# Stated problem
Omit the images, then print each record below exactly as it reads.

[Items from a data source]
──────

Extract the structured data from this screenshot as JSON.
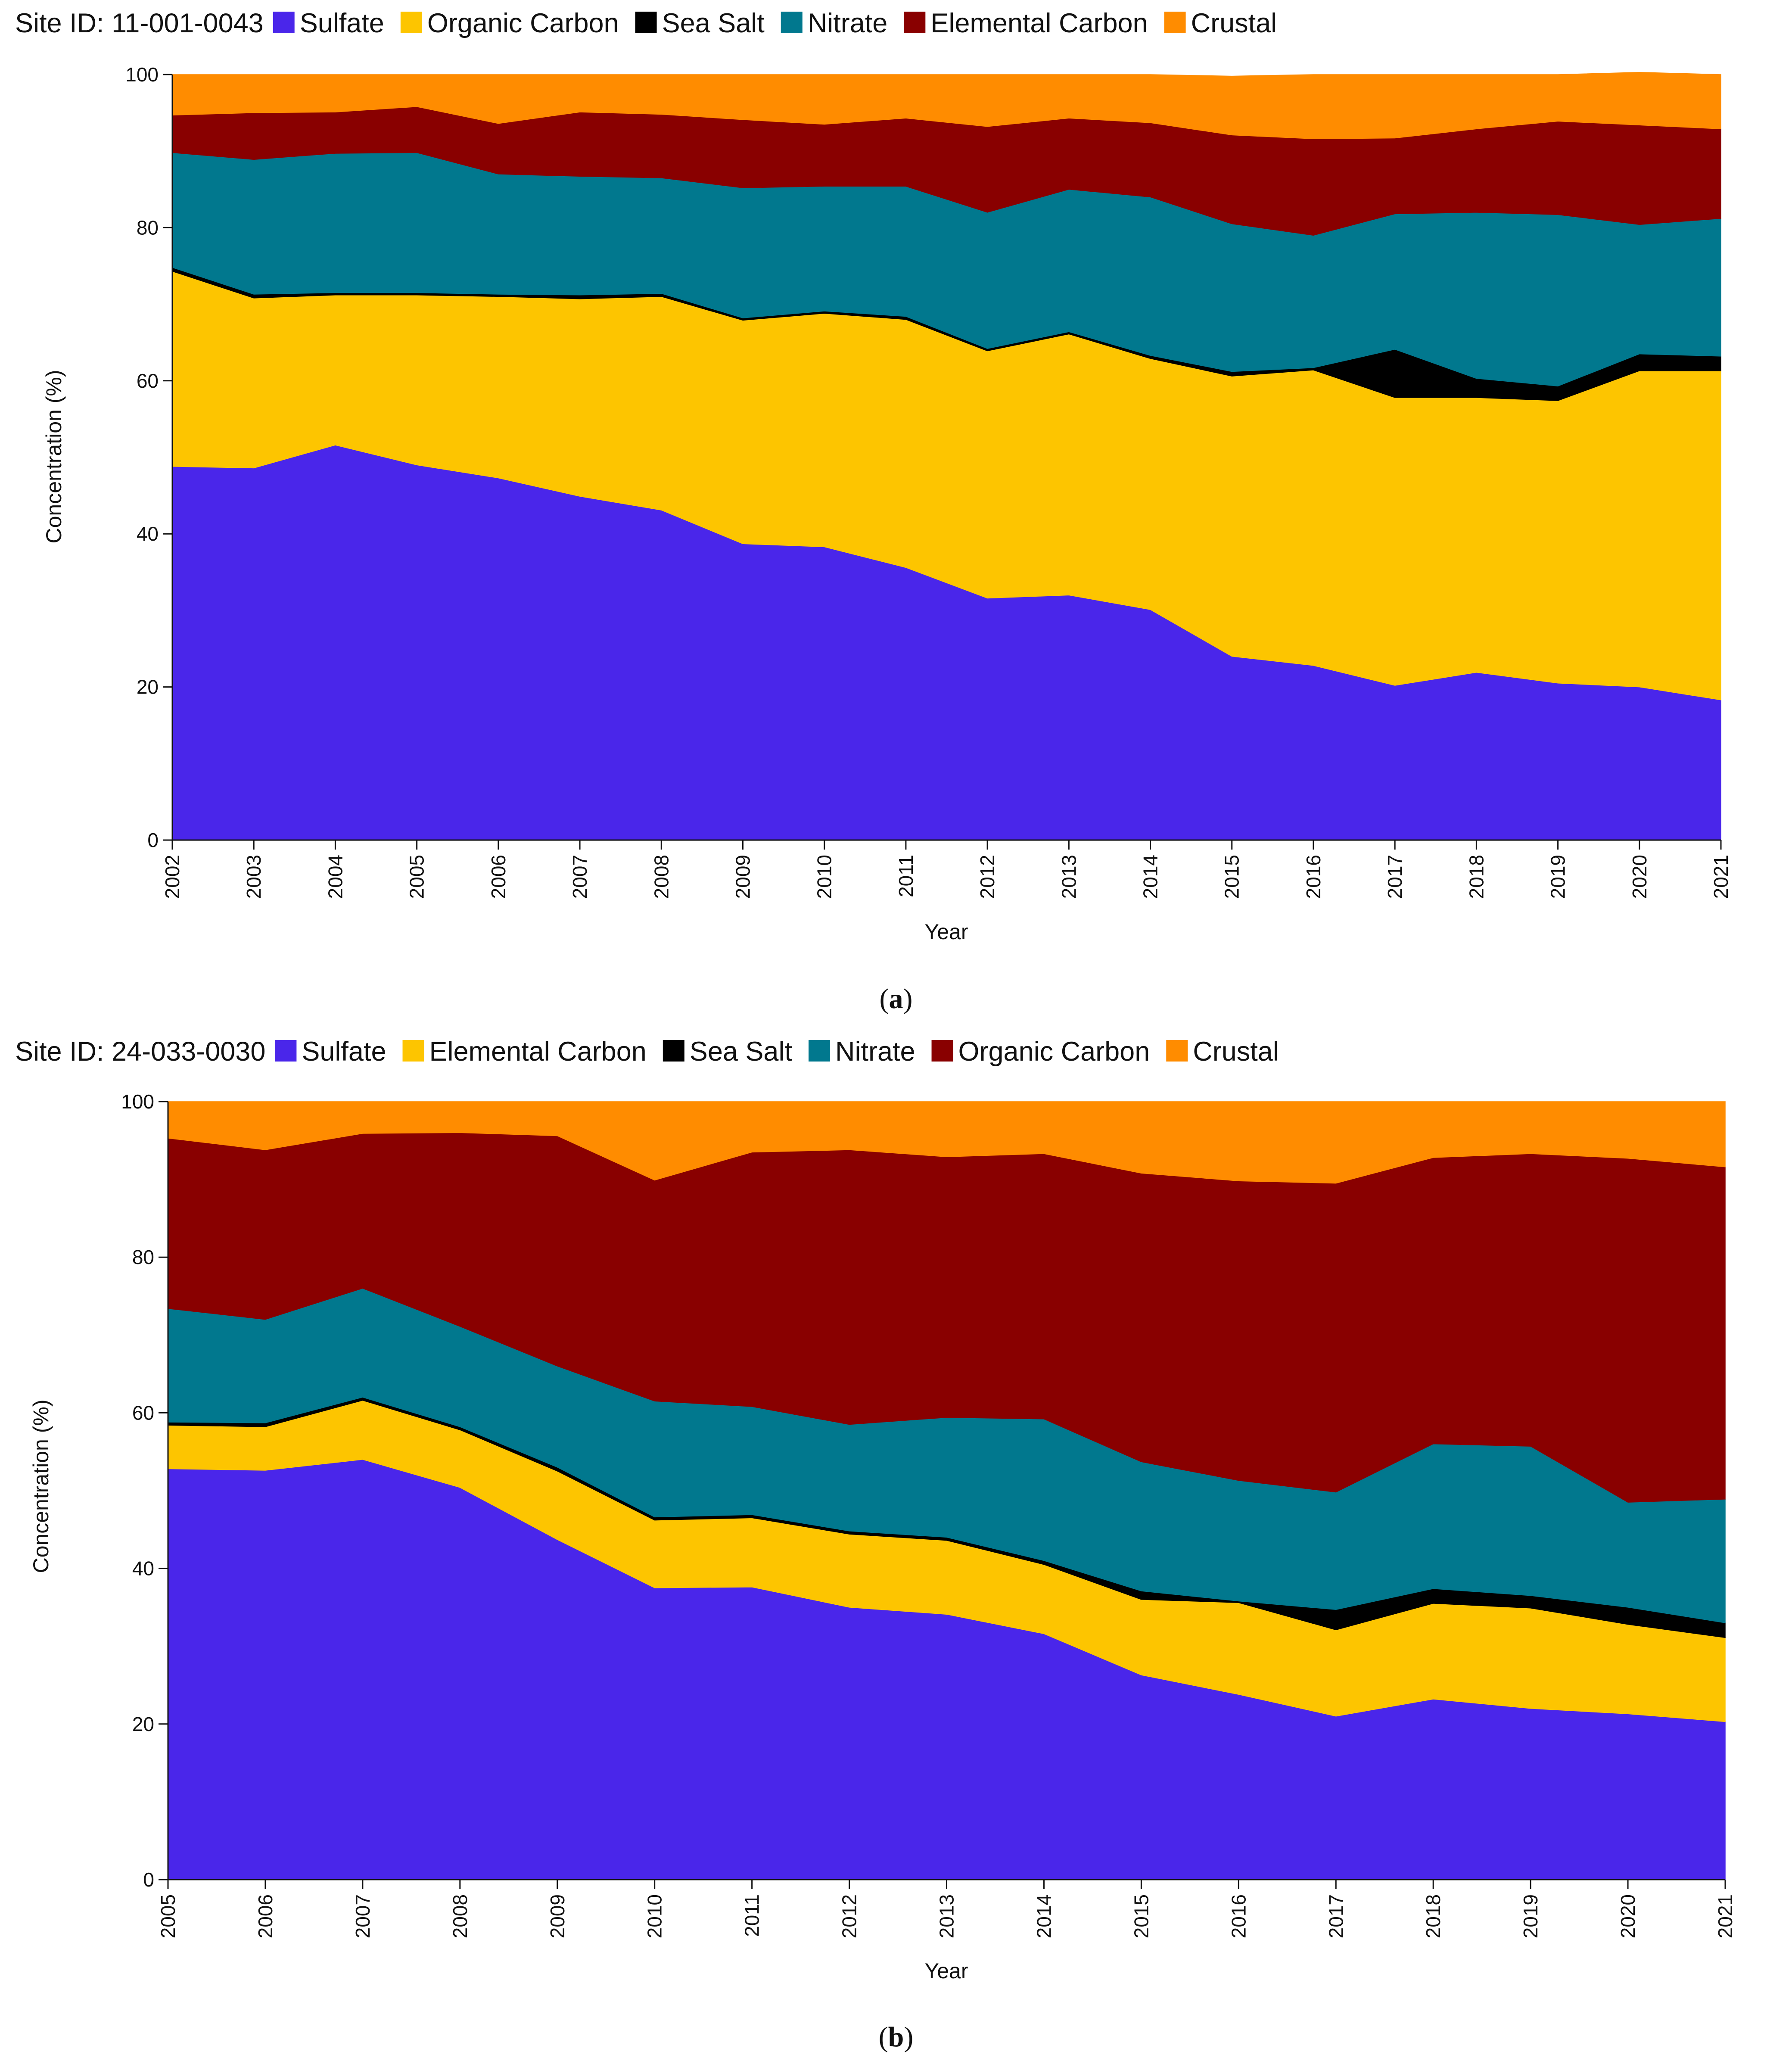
{
  "chart_data": [
    {
      "type": "area",
      "stacked": true,
      "site_label": "Site ID: 11-001-0043",
      "xlabel": "Year",
      "ylabel": "Concentration (%)",
      "ylim": [
        0,
        100
      ],
      "yticks": [
        0,
        20,
        40,
        60,
        80,
        100
      ],
      "caption_letter": "a",
      "legend_position": "top",
      "x": [
        2002,
        2003,
        2004,
        2005,
        2006,
        2007,
        2008,
        2009,
        2010,
        2011,
        2012,
        2013,
        2014,
        2015,
        2016,
        2017,
        2018,
        2019,
        2020,
        2021
      ],
      "series": [
        {
          "name": "Sulfate",
          "color": "#4a26ea",
          "values": [
            48.8,
            48.6,
            51.6,
            49.0,
            47.3,
            44.9,
            43.1,
            38.7,
            38.3,
            35.6,
            31.6,
            32.0,
            30.1,
            24.0,
            22.8,
            20.2,
            21.9,
            20.5,
            20.0,
            18.3
          ]
        },
        {
          "name": "Organic Carbon",
          "color": "#fdc500",
          "values": [
            25.5,
            22.2,
            19.6,
            22.2,
            23.7,
            25.8,
            27.9,
            29.2,
            30.5,
            32.4,
            32.3,
            34.1,
            32.8,
            36.6,
            38.6,
            37.6,
            35.9,
            36.9,
            41.3,
            43.0
          ]
        },
        {
          "name": "Sea Salt",
          "color": "#000000",
          "values": [
            0.5,
            0.5,
            0.3,
            0.3,
            0.3,
            0.5,
            0.4,
            0.3,
            0.3,
            0.4,
            0.3,
            0.3,
            0.4,
            0.6,
            0.3,
            6.3,
            2.5,
            1.9,
            2.2,
            1.9
          ]
        },
        {
          "name": "Nitrate",
          "color": "#01788e",
          "values": [
            15.0,
            17.6,
            18.2,
            18.3,
            15.7,
            15.5,
            15.1,
            17.0,
            16.3,
            17.0,
            17.8,
            18.6,
            20.7,
            19.3,
            17.3,
            17.7,
            21.7,
            22.4,
            16.9,
            18.0
          ]
        },
        {
          "name": "Elemental Carbon",
          "color": "#890000",
          "values": [
            4.9,
            6.1,
            5.4,
            6.0,
            6.6,
            8.4,
            8.3,
            8.9,
            8.1,
            8.9,
            11.2,
            9.3,
            9.7,
            11.6,
            12.6,
            9.9,
            10.9,
            12.2,
            13.0,
            11.7
          ]
        },
        {
          "name": "Crustal",
          "color": "#ff8c00",
          "values": [
            5.3,
            5.0,
            4.9,
            4.2,
            6.4,
            4.9,
            5.2,
            5.9,
            6.5,
            5.7,
            6.8,
            5.7,
            6.3,
            7.7,
            8.4,
            8.3,
            7.1,
            6.1,
            6.9,
            7.1
          ]
        }
      ]
    },
    {
      "type": "area",
      "stacked": true,
      "site_label": "Site ID: 24-033-0030",
      "xlabel": "Year",
      "ylabel": "Concentration (%)",
      "ylim": [
        0,
        100
      ],
      "yticks": [
        0,
        20,
        40,
        60,
        80,
        100
      ],
      "caption_letter": "b",
      "legend_position": "top",
      "x": [
        2005,
        2006,
        2007,
        2008,
        2009,
        2010,
        2011,
        2012,
        2013,
        2014,
        2015,
        2016,
        2017,
        2018,
        2019,
        2020,
        2021
      ],
      "series": [
        {
          "name": "Sulfate",
          "color": "#4a26ea",
          "values": [
            52.8,
            52.6,
            54.0,
            50.4,
            43.7,
            37.5,
            37.6,
            35.0,
            34.1,
            31.6,
            26.3,
            23.8,
            21.0,
            23.2,
            22.0,
            21.3,
            20.3
          ]
        },
        {
          "name": "Elemental Carbon",
          "color": "#fdc500",
          "values": [
            5.6,
            5.6,
            7.6,
            7.4,
            8.8,
            8.7,
            8.9,
            9.4,
            9.5,
            8.9,
            9.7,
            11.8,
            11.1,
            12.3,
            12.9,
            11.5,
            10.8
          ]
        },
        {
          "name": "Sea Salt",
          "color": "#000000",
          "values": [
            0.4,
            0.5,
            0.4,
            0.4,
            0.5,
            0.4,
            0.4,
            0.4,
            0.4,
            0.5,
            1.1,
            0.2,
            2.6,
            1.9,
            1.6,
            2.2,
            1.9
          ]
        },
        {
          "name": "Nitrate",
          "color": "#01788e",
          "values": [
            14.6,
            13.3,
            14.0,
            12.9,
            13.0,
            14.9,
            13.9,
            13.7,
            15.4,
            18.2,
            16.6,
            15.5,
            15.1,
            18.6,
            19.2,
            13.5,
            15.9
          ]
        },
        {
          "name": "Organic Carbon",
          "color": "#890000",
          "values": [
            21.9,
            21.8,
            19.9,
            24.9,
            29.6,
            28.4,
            32.7,
            35.3,
            33.5,
            34.1,
            37.1,
            38.5,
            39.7,
            36.8,
            37.6,
            44.2,
            42.7
          ]
        },
        {
          "name": "Crustal",
          "color": "#ff8c00",
          "values": [
            4.7,
            6.2,
            4.1,
            4.0,
            4.4,
            10.1,
            6.5,
            6.2,
            7.1,
            6.7,
            9.2,
            10.2,
            10.5,
            7.2,
            6.7,
            7.3,
            8.4
          ]
        }
      ]
    }
  ]
}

──────

# Response to this exercise
Extract the structured data from this screenshot as JSON.
{
  "chart_data": [
    {
      "type": "area",
      "stacked": true,
      "site_label": "Site ID: 11-001-0043",
      "xlabel": "Year",
      "ylabel": "Concentration (%)",
      "ylim": [
        0,
        100
      ],
      "yticks": [
        0,
        20,
        40,
        60,
        80,
        100
      ],
      "caption_letter": "a",
      "legend_position": "top",
      "x": [
        2002,
        2003,
        2004,
        2005,
        2006,
        2007,
        2008,
        2009,
        2010,
        2011,
        2012,
        2013,
        2014,
        2015,
        2016,
        2017,
        2018,
        2019,
        2020,
        2021
      ],
      "series": [
        {
          "name": "Sulfate",
          "color": "#4a26ea",
          "values": [
            48.8,
            48.6,
            51.6,
            49.0,
            47.3,
            44.9,
            43.1,
            38.7,
            38.3,
            35.6,
            31.6,
            32.0,
            30.1,
            24.0,
            22.8,
            20.2,
            21.9,
            20.5,
            20.0,
            18.3
          ]
        },
        {
          "name": "Organic Carbon",
          "color": "#fdc500",
          "values": [
            25.5,
            22.2,
            19.6,
            22.2,
            23.7,
            25.8,
            27.9,
            29.2,
            30.5,
            32.4,
            32.3,
            34.1,
            32.8,
            36.6,
            38.6,
            37.6,
            35.9,
            36.9,
            41.3,
            43.0
          ]
        },
        {
          "name": "Sea Salt",
          "color": "#000000",
          "values": [
            0.5,
            0.5,
            0.3,
            0.3,
            0.3,
            0.5,
            0.4,
            0.3,
            0.3,
            0.4,
            0.3,
            0.3,
            0.4,
            0.6,
            0.3,
            6.3,
            2.5,
            1.9,
            2.2,
            1.9
          ]
        },
        {
          "name": "Nitrate",
          "color": "#01788e",
          "values": [
            15.0,
            17.6,
            18.2,
            18.3,
            15.7,
            15.5,
            15.1,
            17.0,
            16.3,
            17.0,
            17.8,
            18.6,
            20.7,
            19.3,
            17.3,
            17.7,
            21.7,
            22.4,
            16.9,
            18.0
          ]
        },
        {
          "name": "Elemental Carbon",
          "color": "#890000",
          "values": [
            4.9,
            6.1,
            5.4,
            6.0,
            6.6,
            8.4,
            8.3,
            8.9,
            8.1,
            8.9,
            11.2,
            9.3,
            9.7,
            11.6,
            12.6,
            9.9,
            10.9,
            12.2,
            13.0,
            11.7
          ]
        },
        {
          "name": "Crustal",
          "color": "#ff8c00",
          "values": [
            5.3,
            5.0,
            4.9,
            4.2,
            6.4,
            4.9,
            5.2,
            5.9,
            6.5,
            5.7,
            6.8,
            5.7,
            6.3,
            7.7,
            8.4,
            8.3,
            7.1,
            6.1,
            6.9,
            7.1
          ]
        }
      ]
    },
    {
      "type": "area",
      "stacked": true,
      "site_label": "Site ID: 24-033-0030",
      "xlabel": "Year",
      "ylabel": "Concentration (%)",
      "ylim": [
        0,
        100
      ],
      "yticks": [
        0,
        20,
        40,
        60,
        80,
        100
      ],
      "caption_letter": "b",
      "legend_position": "top",
      "x": [
        2005,
        2006,
        2007,
        2008,
        2009,
        2010,
        2011,
        2012,
        2013,
        2014,
        2015,
        2016,
        2017,
        2018,
        2019,
        2020,
        2021
      ],
      "series": [
        {
          "name": "Sulfate",
          "color": "#4a26ea",
          "values": [
            52.8,
            52.6,
            54.0,
            50.4,
            43.7,
            37.5,
            37.6,
            35.0,
            34.1,
            31.6,
            26.3,
            23.8,
            21.0,
            23.2,
            22.0,
            21.3,
            20.3
          ]
        },
        {
          "name": "Elemental Carbon",
          "color": "#fdc500",
          "values": [
            5.6,
            5.6,
            7.6,
            7.4,
            8.8,
            8.7,
            8.9,
            9.4,
            9.5,
            8.9,
            9.7,
            11.8,
            11.1,
            12.3,
            12.9,
            11.5,
            10.8
          ]
        },
        {
          "name": "Sea Salt",
          "color": "#000000",
          "values": [
            0.4,
            0.5,
            0.4,
            0.4,
            0.5,
            0.4,
            0.4,
            0.4,
            0.4,
            0.5,
            1.1,
            0.2,
            2.6,
            1.9,
            1.6,
            2.2,
            1.9
          ]
        },
        {
          "name": "Nitrate",
          "color": "#01788e",
          "values": [
            14.6,
            13.3,
            14.0,
            12.9,
            13.0,
            14.9,
            13.9,
            13.7,
            15.4,
            18.2,
            16.6,
            15.5,
            15.1,
            18.6,
            19.2,
            13.5,
            15.9
          ]
        },
        {
          "name": "Organic Carbon",
          "color": "#890000",
          "values": [
            21.9,
            21.8,
            19.9,
            24.9,
            29.6,
            28.4,
            32.7,
            35.3,
            33.5,
            34.1,
            37.1,
            38.5,
            39.7,
            36.8,
            37.6,
            44.2,
            42.7
          ]
        },
        {
          "name": "Crustal",
          "color": "#ff8c00",
          "values": [
            4.7,
            6.2,
            4.1,
            4.0,
            4.4,
            10.1,
            6.5,
            6.2,
            7.1,
            6.7,
            9.2,
            10.2,
            10.5,
            7.2,
            6.7,
            7.3,
            8.4
          ]
        }
      ]
    }
  ]
}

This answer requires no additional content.